** Start PASSAGE GIVEN **
In the closing years of the 1960s, the Vietnam war and sexual liberation made protest popular; a time of sit-ins, love-ins and Woodstock. In this milieu the young architectural group Archigram created the concept of the Instant City; a mobile habitat that could arrive and be bolted together overnight, providing the architectural landscape for an instant community. Today, walking into the Duveen Galleries situated at the heart of Tate Britain, and stumbling upon ‘State Britain’ the latest installation by artist Mark Wallinger, I am reminded of the Archigram dream that architecture could bring change – but now it is not an instant community but instant protest that spreads out before you.
** End PASSAGE GIVEN **
Carry on the passage about Archigram's Instant City and Mark Wallinger's 'State Britain' from the point where it stops. The records come from a separate source.
** Start EXTRACTED ENTRIES **
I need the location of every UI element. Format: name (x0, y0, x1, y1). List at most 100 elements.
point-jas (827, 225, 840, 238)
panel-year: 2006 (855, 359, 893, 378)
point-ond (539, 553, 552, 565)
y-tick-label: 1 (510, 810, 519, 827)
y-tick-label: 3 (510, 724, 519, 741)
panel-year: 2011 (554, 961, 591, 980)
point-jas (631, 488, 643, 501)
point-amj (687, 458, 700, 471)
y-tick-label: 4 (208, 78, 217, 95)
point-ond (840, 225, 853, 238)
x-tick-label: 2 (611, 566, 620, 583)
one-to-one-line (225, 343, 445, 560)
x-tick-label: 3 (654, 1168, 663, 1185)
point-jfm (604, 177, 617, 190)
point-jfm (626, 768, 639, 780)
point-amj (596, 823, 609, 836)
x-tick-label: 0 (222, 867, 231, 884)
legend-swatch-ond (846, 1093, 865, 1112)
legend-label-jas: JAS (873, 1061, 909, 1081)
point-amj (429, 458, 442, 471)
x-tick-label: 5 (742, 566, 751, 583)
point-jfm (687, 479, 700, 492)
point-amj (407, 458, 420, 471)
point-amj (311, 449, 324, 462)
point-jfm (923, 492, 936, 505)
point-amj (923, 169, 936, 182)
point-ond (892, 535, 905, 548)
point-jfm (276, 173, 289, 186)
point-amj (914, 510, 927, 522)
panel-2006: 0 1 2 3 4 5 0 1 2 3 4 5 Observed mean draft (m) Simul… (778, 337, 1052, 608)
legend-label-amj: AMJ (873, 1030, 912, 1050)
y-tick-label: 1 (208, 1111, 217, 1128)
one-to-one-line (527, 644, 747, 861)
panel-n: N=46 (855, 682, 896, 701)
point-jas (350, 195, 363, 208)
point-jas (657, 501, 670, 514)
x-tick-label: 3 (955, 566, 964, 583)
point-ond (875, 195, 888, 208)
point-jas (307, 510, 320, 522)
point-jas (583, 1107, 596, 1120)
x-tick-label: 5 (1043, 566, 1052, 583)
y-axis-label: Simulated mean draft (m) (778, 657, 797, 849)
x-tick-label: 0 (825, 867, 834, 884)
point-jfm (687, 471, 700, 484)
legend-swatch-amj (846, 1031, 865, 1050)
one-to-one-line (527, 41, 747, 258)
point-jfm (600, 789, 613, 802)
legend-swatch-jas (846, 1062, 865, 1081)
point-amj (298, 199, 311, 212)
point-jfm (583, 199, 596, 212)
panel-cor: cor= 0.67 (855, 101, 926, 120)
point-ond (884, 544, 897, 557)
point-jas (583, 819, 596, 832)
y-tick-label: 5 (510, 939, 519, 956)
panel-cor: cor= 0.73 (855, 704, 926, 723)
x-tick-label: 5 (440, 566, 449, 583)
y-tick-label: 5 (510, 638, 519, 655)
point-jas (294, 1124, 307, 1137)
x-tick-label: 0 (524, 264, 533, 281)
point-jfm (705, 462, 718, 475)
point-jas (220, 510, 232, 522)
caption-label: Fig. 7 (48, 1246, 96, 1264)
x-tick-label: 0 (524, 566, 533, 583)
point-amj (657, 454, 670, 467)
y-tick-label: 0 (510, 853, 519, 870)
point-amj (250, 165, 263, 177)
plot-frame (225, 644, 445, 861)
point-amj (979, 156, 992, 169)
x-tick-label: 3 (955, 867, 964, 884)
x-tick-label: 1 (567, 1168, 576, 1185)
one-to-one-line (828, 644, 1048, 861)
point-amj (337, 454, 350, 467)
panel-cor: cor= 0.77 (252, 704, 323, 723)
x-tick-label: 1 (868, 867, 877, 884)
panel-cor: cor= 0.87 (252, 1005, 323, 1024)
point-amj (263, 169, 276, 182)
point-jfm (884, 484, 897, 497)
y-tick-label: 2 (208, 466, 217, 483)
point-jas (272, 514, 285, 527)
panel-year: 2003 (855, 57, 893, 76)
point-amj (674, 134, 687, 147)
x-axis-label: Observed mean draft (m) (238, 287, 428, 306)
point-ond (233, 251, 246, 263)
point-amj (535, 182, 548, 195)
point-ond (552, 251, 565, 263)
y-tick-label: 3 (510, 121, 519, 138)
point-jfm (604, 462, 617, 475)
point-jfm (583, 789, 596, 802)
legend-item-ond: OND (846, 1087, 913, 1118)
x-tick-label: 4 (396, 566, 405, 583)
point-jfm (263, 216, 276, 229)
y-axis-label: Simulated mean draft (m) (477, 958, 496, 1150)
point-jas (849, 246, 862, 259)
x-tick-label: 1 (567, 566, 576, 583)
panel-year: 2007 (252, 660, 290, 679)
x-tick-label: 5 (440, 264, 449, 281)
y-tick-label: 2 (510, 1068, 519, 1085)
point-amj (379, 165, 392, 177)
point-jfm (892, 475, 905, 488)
** End EXTRACTED ENTRIES **
# FINAL RESULT:
Mark Wallinger’s installation creates a facsimile of the ‘peace camp’ that, since the early days of the Iraqi conflict, has become a popular tourist attraction in London. Brian Haw, architect of the original site, has protested outside the Houses of Parliament – 24/7 – since June 2001. His camp is made up of the usual detritus of protest: banners, daubed white bed sheets, plastic sheeting and posters of the key protagonists; George Bush and Tony Blair. The site grew as visitors collaged their own rudimentary additions to the portable structure of the protestor’s stakeout; a coalition made up of religious groups, anti-war protesters and general well wishers. All have added to Brian’s ‘home’. From humble beginnings: a banner or two, sleeping bag, cooker and chair, the protest crept along the pavement until it reached 50 meters or more – like a favella it grew imperceptibly in the shadow of Big Ben. Until, under a newly constituted law (‘Serious Organised Crime and Police Act’ prohibiting unauthorised demonstrations within a one kilometre radius of Parliament Square), Brian Haw’s protest was raided by the police and reduced to a mere fraction of its original size. Wallinger’s ‘State Britain’ is both artwork and archive. Painstakingly recreated Wallinger has made the snaking tail of the original protest into another, equally venomous, statement on contemporary Britain.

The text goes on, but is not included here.